Exercise goal » Repeat every record below exactly as written.

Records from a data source

+ + + + + + +

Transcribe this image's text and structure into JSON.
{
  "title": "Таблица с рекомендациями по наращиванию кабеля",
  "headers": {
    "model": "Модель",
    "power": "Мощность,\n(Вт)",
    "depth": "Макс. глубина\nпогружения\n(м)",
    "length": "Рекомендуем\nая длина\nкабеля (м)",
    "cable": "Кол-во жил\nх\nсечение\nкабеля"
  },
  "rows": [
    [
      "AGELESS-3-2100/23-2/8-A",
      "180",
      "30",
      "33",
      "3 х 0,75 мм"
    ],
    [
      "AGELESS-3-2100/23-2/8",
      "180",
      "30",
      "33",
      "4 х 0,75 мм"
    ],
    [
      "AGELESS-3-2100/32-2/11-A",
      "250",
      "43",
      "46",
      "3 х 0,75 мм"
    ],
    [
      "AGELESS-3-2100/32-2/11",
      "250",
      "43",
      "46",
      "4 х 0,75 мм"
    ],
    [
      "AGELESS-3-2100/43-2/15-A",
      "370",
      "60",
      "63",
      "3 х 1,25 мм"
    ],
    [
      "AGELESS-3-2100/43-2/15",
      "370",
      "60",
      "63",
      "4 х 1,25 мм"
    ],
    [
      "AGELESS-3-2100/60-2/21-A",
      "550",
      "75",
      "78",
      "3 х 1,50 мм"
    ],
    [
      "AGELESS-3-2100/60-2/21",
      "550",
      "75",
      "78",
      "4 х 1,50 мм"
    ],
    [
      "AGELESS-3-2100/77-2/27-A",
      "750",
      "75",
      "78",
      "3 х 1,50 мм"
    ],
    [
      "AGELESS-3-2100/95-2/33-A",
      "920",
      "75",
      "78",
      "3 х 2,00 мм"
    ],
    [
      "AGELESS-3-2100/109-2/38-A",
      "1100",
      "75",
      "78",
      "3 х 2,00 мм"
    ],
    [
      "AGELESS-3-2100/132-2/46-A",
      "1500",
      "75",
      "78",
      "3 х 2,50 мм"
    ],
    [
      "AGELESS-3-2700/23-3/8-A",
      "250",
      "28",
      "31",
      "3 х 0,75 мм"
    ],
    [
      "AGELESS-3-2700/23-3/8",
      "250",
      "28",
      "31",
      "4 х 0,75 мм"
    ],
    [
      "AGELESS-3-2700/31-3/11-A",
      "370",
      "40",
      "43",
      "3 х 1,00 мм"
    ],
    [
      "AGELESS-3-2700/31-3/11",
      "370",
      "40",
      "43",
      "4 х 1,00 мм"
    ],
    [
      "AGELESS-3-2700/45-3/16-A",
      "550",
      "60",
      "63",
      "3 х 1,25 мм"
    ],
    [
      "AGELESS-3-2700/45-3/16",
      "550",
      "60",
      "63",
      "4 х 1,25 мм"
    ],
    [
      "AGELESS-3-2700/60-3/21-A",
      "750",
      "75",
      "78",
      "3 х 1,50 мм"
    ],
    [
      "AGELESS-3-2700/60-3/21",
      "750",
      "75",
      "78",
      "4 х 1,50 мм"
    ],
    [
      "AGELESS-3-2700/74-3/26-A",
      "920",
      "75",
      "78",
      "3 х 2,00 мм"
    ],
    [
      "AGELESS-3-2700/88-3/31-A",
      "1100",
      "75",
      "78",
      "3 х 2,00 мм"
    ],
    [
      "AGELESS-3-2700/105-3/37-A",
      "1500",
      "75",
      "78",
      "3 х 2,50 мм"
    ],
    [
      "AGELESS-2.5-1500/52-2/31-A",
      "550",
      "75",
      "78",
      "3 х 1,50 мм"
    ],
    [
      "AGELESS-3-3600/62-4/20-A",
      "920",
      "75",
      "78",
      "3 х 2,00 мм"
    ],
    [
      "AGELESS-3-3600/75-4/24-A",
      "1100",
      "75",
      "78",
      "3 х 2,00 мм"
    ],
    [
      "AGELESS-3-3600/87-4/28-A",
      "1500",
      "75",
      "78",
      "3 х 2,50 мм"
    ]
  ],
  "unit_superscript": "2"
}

+ + + + + + +

Final result »
Transcribe this image's text and structure into JSON.
{
  "title": "Таблица с рекомендациями по наращиванию кабеля",
  "headers": {
    "model": "Модель",
    "power": "Мощность,\n(Вт)",
    "depth": "Макс. глубина\nпогружения\n(м)",
    "length": "Рекомендуем\nая длина\nкабеля (м)",
    "cable": "Кол-во жил\nх\nсечение\nкабеля"
  },
  "rows": [
    [
      "AGELESS-3-2100/23-2/8-A",
      "180",
      "30",
      "33",
      "3 х 0,75 мм"
    ],
    [
      "AGELESS-3-2100/23-2/8",
      "180",
      "30",
      "33",
      "4 х 0,75 мм"
    ],
    [
      "AGELESS-3-2100/32-2/11-A",
      "250",
      "43",
      "46",
      "3 х 0,75 мм"
    ],
    [
      "AGELESS-3-2100/32-2/11",
      "250",
      "43",
      "46",
      "4 х 0,75 мм"
    ],
    [
      "AGELESS-3-2100/43-2/15-A",
      "370",
      "60",
      "63",
      "3 х 1,25 мм"
    ],
    [
      "AGELESS-3-2100/43-2/15",
      "370",
      "60",
      "63",
      "4 х 1,25 мм"
    ],
    [
      "AGELESS-3-2100/60-2/21-A",
      "550",
      "75",
      "78",
      "3 х 1,50 мм"
    ],
    [
      "AGELESS-3-2100/60-2/21",
      "550",
      "75",
      "78",
      "4 х 1,50 мм"
    ],
    [
      "AGELESS-3-2100/77-2/27-A",
      "750",
      "75",
      "78",
      "3 х 1,50 мм"
    ],
    [
      "AGELESS-3-2100/95-2/33-A",
      "920",
      "75",
      "78",
      "3 х 2,00 мм"
    ],
    [
      "AGELESS-3-2100/109-2/38-A",
      "1100",
      "75",
      "78",
      "3 х 2,00 мм"
    ],
    [
      "AGELESS-3-2100/132-2/46-A",
      "1500",
      "75",
      "78",
      "3 х 2,50 мм"
    ],
    [
      "AGELESS-3-2700/23-3/8-A",
      "250",
      "28",
      "31",
      "3 х 0,75 мм"
    ],
    [
      "AGELESS-3-2700/23-3/8",
      "250",
      "28",
      "31",
      "4 х 0,75 мм"
    ],
    [
      "AGELESS-3-2700/31-3/11-A",
      "370",
      "40",
      "43",
      "3 х 1,00 мм"
    ],
    [
      "AGELESS-3-2700/31-3/11",
      "370",
      "40",
      "43",
      "4 х 1,00 мм"
    ],
    [
      "AGELESS-3-2700/45-3/16-A",
      "550",
      "60",
      "63",
      "3 х 1,25 мм"
    ],
    [
      "AGELESS-3-2700/45-3/16",
      "550",
      "60",
      "63",
      "4 х 1,25 мм"
    ],
    [
      "AGELESS-3-2700/60-3/21-A",
      "750",
      "75",
      "78",
      "3 х 1,50 мм"
    ],
    [
      "AGELESS-3-2700/60-3/21",
      "750",
      "75",
      "78",
      "4 х 1,50 мм"
    ],
    [
      "AGELESS-3-2700/74-3/26-A",
      "920",
      "75",
      "78",
      "3 х 2,00 мм"
    ],
    [
      "AGELESS-3-2700/88-3/31-A",
      "1100",
      "75",
      "78",
      "3 х 2,00 мм"
    ],
    [
      "AGELESS-3-2700/105-3/37-A",
      "1500",
      "75",
      "78",
      "3 х 2,50 мм"
    ],
    [
      "AGELESS-2.5-1500/52-2/31-A",
      "550",
      "75",
      "78",
      "3 х 1,50 мм"
    ],
    [
      "AGELESS-3-3600/62-4/20-A",
      "920",
      "75",
      "78",
      "3 х 2,00 мм"
    ],
    [
      "AGELESS-3-3600/75-4/24-A",
      "1100",
      "75",
      "78",
      "3 х 2,00 мм"
    ],
    [
      "AGELESS-3-3600/87-4/28-A",
      "1500",
      "75",
      "78",
      "3 х 2,50 мм"
    ]
  ],
  "unit_superscript": "2"
}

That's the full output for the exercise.